WORK TO BE COMPLETED ▸
Repeat the material below exactly, line for line.
** BEGIN STORED ROWS **
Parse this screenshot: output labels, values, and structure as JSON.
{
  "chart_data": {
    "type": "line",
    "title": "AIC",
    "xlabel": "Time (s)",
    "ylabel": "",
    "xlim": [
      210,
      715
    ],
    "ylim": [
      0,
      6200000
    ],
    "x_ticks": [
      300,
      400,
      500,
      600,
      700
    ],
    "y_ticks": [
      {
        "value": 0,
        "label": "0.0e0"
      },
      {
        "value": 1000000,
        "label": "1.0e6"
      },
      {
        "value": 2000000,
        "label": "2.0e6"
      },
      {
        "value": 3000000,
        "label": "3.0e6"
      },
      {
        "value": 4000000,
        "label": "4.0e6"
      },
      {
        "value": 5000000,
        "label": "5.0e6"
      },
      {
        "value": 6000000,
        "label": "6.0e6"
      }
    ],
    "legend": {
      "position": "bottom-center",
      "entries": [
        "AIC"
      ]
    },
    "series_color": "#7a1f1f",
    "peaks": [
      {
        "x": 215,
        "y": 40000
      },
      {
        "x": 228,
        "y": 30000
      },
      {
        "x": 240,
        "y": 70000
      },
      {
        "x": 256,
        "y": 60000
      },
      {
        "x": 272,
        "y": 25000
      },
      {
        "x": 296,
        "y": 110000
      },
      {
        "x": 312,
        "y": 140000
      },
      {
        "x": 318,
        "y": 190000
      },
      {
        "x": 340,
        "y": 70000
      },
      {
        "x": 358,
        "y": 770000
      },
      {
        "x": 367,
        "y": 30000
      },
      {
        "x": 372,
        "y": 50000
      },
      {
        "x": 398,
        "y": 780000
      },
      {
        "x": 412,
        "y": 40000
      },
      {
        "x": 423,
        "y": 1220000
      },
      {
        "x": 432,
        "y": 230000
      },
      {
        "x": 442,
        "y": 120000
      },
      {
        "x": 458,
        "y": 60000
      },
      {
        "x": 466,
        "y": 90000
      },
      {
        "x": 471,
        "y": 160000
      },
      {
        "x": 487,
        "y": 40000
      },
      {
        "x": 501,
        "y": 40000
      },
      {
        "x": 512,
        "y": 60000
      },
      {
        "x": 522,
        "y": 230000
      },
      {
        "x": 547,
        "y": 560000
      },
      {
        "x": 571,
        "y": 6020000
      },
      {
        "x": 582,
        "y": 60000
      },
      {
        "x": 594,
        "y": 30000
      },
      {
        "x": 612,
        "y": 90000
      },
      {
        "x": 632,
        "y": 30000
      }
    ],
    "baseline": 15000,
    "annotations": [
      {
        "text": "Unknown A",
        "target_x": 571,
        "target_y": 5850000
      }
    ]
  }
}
** END STORED ROWS **
FINISHED TASK ▸
Parse this screenshot: output labels, values, and structure as JSON.
{
  "chart_data": {
    "type": "line",
    "title": "AIC",
    "xlabel": "Time (s)",
    "ylabel": "",
    "xlim": [
      210,
      715
    ],
    "ylim": [
      0,
      6200000
    ],
    "x_ticks": [
      300,
      400,
      500,
      600,
      700
    ],
    "y_ticks": [
      {
        "value": 0,
        "label": "0.0e0"
      },
      {
        "value": 1000000,
        "label": "1.0e6"
      },
      {
        "value": 2000000,
        "label": "2.0e6"
      },
      {
        "value": 3000000,
        "label": "3.0e6"
      },
      {
        "value": 4000000,
        "label": "4.0e6"
      },
      {
        "value": 5000000,
        "label": "5.0e6"
      },
      {
        "value": 6000000,
        "label": "6.0e6"
      }
    ],
    "legend": {
      "position": "bottom-center",
      "entries": [
        "AIC"
      ]
    },
    "series_color": "#7a1f1f",
    "peaks": [
      {
        "x": 215,
        "y": 40000
      },
      {
        "x": 228,
        "y": 30000
      },
      {
        "x": 240,
        "y": 70000
      },
      {
        "x": 256,
        "y": 60000
      },
      {
        "x": 272,
        "y": 25000
      },
      {
        "x": 296,
        "y": 110000
      },
      {
        "x": 312,
        "y": 140000
      },
      {
        "x": 318,
        "y": 190000
      },
      {
        "x": 340,
        "y": 70000
      },
      {
        "x": 358,
        "y": 770000
      },
      {
        "x": 367,
        "y": 30000
      },
      {
        "x": 372,
        "y": 50000
      },
      {
        "x": 398,
        "y": 780000
      },
      {
        "x": 412,
        "y": 40000
      },
      {
        "x": 423,
        "y": 1220000
      },
      {
        "x": 432,
        "y": 230000
      },
      {
        "x": 442,
        "y": 120000
      },
      {
        "x": 458,
        "y": 60000
      },
      {
        "x": 466,
        "y": 90000
      },
      {
        "x": 471,
        "y": 160000
      },
      {
        "x": 487,
        "y": 40000
      },
      {
        "x": 501,
        "y": 40000
      },
      {
        "x": 512,
        "y": 60000
      },
      {
        "x": 522,
        "y": 230000
      },
      {
        "x": 547,
        "y": 560000
      },
      {
        "x": 571,
        "y": 6020000
      },
      {
        "x": 582,
        "y": 60000
      },
      {
        "x": 594,
        "y": 30000
      },
      {
        "x": 612,
        "y": 90000
      },
      {
        "x": 632,
        "y": 30000
      }
    ],
    "baseline": 15000,
    "annotations": [
      {
        "text": "Unknown A",
        "target_x": 571,
        "target_y": 5850000
      }
    ]
  }
}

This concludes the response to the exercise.